Objective |
Reproduce all of the data below without alteration; exclude every picture.

Dataset |
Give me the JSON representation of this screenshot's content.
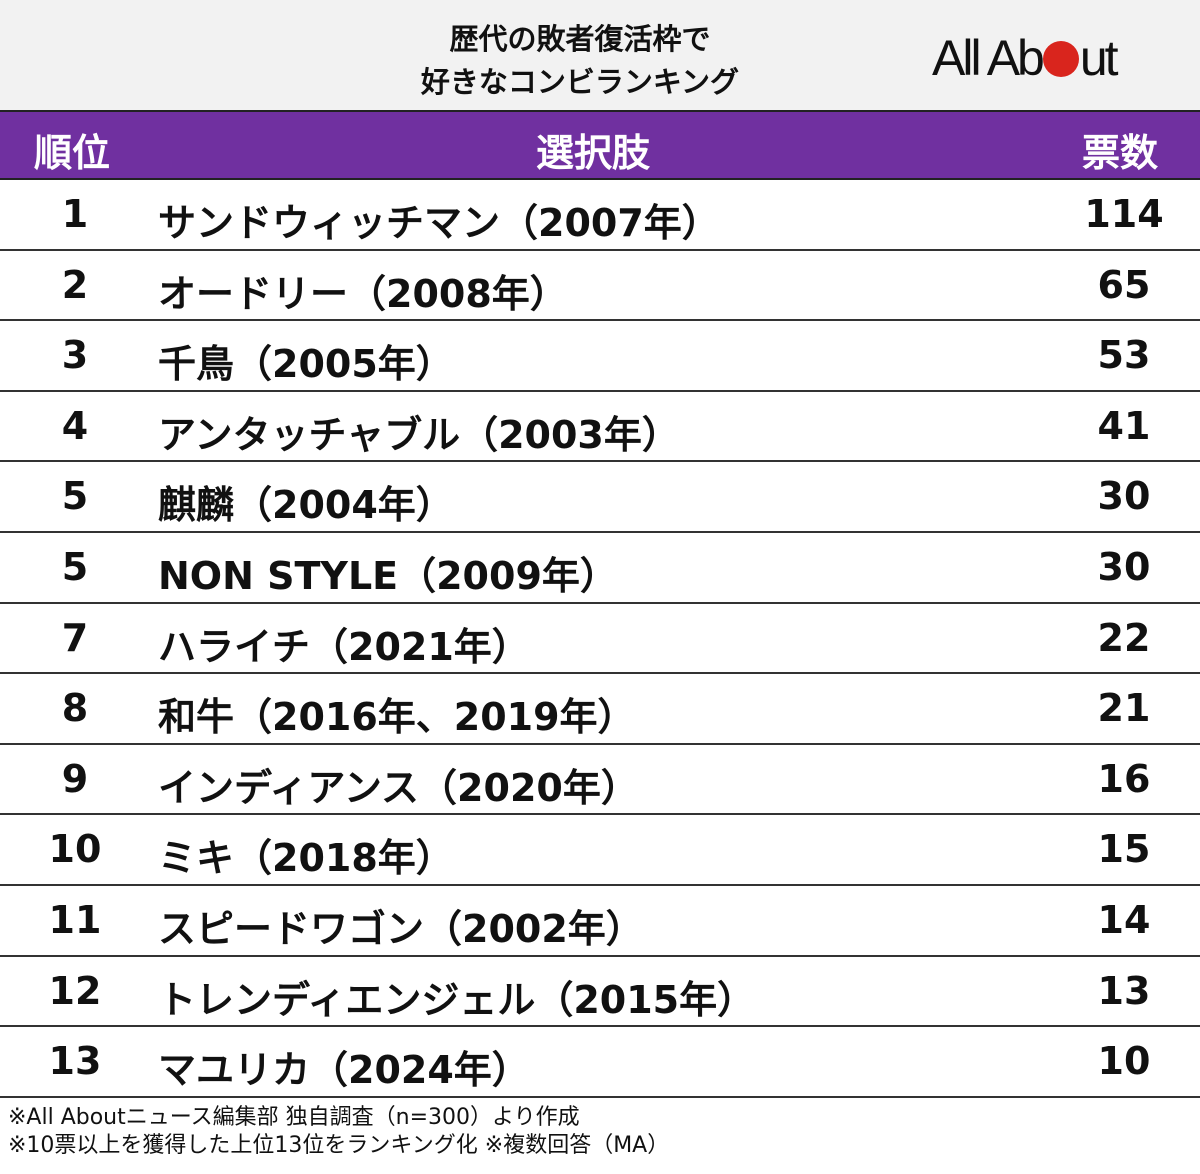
{
  "header": {
    "title_line1": "歴代の敗者復活枠で",
    "title_line2": "好きなコンビランキング",
    "logo_text": "All About"
  },
  "colors": {
    "header_bg": "#7030a0",
    "logo_dot": "#d9251d"
  },
  "chart_data": {
    "type": "table",
    "title": "歴代の敗者復活枠で好きなコンビランキング",
    "columns": [
      "順位",
      "選択肢",
      "票数"
    ],
    "rows": [
      {
        "rank": "1",
        "name": "サンドウィッチマン（2007年）",
        "votes": "114"
      },
      {
        "rank": "2",
        "name": "オードリー（2008年）",
        "votes": "65"
      },
      {
        "rank": "3",
        "name": "千鳥（2005年）",
        "votes": "53"
      },
      {
        "rank": "4",
        "name": "アンタッチャブル（2003年）",
        "votes": "41"
      },
      {
        "rank": "5",
        "name": "麒麟（2004年）",
        "votes": "30"
      },
      {
        "rank": "5",
        "name": "NON STYLE（2009年）",
        "votes": "30"
      },
      {
        "rank": "7",
        "name": "ハライチ（2021年）",
        "votes": "22"
      },
      {
        "rank": "8",
        "name": "和牛（2016年、2019年）",
        "votes": "21"
      },
      {
        "rank": "9",
        "name": "インディアンス（2020年）",
        "votes": "16"
      },
      {
        "rank": "10",
        "name": "ミキ（2018年）",
        "votes": "15"
      },
      {
        "rank": "11",
        "name": "スピードワゴン（2002年）",
        "votes": "14"
      },
      {
        "rank": "12",
        "name": "トレンディエンジェル（2015年）",
        "votes": "13"
      },
      {
        "rank": "13",
        "name": "マユリカ（2024年）",
        "votes": "10"
      }
    ]
  },
  "notes": [
    "※All Aboutニュース編集部 独自調査（n=300）より作成",
    "※10票以上を獲得した上位13位をランキング化 ※複数回答（MA）"
  ]
}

Written solution |
Give me the JSON representation of this screenshot's content.
{
  "header": {
    "title_line1": "歴代の敗者復活枠で",
    "title_line2": "好きなコンビランキング",
    "logo_text": "All About"
  },
  "colors": {
    "header_bg": "#7030a0",
    "logo_dot": "#d9251d"
  },
  "chart_data": {
    "type": "table",
    "title": "歴代の敗者復活枠で好きなコンビランキング",
    "columns": [
      "順位",
      "選択肢",
      "票数"
    ],
    "rows": [
      {
        "rank": "1",
        "name": "サンドウィッチマン（2007年）",
        "votes": "114"
      },
      {
        "rank": "2",
        "name": "オードリー（2008年）",
        "votes": "65"
      },
      {
        "rank": "3",
        "name": "千鳥（2005年）",
        "votes": "53"
      },
      {
        "rank": "4",
        "name": "アンタッチャブル（2003年）",
        "votes": "41"
      },
      {
        "rank": "5",
        "name": "麒麟（2004年）",
        "votes": "30"
      },
      {
        "rank": "5",
        "name": "NON STYLE（2009年）",
        "votes": "30"
      },
      {
        "rank": "7",
        "name": "ハライチ（2021年）",
        "votes": "22"
      },
      {
        "rank": "8",
        "name": "和牛（2016年、2019年）",
        "votes": "21"
      },
      {
        "rank": "9",
        "name": "インディアンス（2020年）",
        "votes": "16"
      },
      {
        "rank": "10",
        "name": "ミキ（2018年）",
        "votes": "15"
      },
      {
        "rank": "11",
        "name": "スピードワゴン（2002年）",
        "votes": "14"
      },
      {
        "rank": "12",
        "name": "トレンディエンジェル（2015年）",
        "votes": "13"
      },
      {
        "rank": "13",
        "name": "マユリカ（2024年）",
        "votes": "10"
      }
    ]
  },
  "notes": [
    "※All Aboutニュース編集部 独自調査（n=300）より作成",
    "※10票以上を獲得した上位13位をランキング化 ※複数回答（MA）"
  ]
}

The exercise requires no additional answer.